## start Working data

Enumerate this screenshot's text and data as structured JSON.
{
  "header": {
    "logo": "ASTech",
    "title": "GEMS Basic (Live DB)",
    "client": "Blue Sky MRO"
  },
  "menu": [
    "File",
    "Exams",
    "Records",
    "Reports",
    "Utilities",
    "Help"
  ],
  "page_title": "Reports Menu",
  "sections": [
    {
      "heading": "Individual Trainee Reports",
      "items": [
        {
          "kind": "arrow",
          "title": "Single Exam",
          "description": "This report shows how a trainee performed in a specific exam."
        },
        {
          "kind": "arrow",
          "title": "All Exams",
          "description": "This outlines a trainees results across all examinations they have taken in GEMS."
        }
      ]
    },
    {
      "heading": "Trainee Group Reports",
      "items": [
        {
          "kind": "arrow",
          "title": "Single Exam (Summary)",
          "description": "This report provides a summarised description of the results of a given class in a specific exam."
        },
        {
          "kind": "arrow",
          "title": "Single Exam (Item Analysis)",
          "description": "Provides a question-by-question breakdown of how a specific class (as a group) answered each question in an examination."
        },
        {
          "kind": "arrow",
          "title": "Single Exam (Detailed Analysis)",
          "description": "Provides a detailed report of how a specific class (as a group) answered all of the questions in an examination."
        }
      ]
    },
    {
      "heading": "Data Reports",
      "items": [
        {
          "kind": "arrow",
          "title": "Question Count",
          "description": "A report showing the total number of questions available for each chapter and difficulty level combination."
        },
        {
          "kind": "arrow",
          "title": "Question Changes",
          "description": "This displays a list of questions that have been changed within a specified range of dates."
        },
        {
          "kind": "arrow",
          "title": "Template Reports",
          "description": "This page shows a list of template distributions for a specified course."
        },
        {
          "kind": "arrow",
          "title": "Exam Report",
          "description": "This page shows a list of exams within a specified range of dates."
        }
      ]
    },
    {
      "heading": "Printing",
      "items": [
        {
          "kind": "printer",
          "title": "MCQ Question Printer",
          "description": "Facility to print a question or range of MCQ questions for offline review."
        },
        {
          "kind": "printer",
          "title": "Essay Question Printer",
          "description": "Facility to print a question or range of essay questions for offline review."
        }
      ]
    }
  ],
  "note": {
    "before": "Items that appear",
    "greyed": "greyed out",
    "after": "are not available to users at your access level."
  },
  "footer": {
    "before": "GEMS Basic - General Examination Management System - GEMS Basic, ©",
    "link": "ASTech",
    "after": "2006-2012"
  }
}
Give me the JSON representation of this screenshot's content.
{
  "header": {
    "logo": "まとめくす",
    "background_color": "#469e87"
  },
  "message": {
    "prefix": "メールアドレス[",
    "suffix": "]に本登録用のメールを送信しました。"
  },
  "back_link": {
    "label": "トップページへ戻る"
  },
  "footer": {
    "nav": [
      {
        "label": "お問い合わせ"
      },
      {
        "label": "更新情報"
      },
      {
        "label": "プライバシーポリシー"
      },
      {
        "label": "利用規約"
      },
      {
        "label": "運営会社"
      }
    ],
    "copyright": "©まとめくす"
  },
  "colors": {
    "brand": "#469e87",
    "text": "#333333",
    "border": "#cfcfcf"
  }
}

## end Working data

— What to produce —
Return a copy of every line that includes the word "results".

— Answer to the exercise —
          "description": "This outlines a trainees results across all examinations they have taken in GEMS."
          "description": "This report provides a summarised description of the results of a given class in a specific exam."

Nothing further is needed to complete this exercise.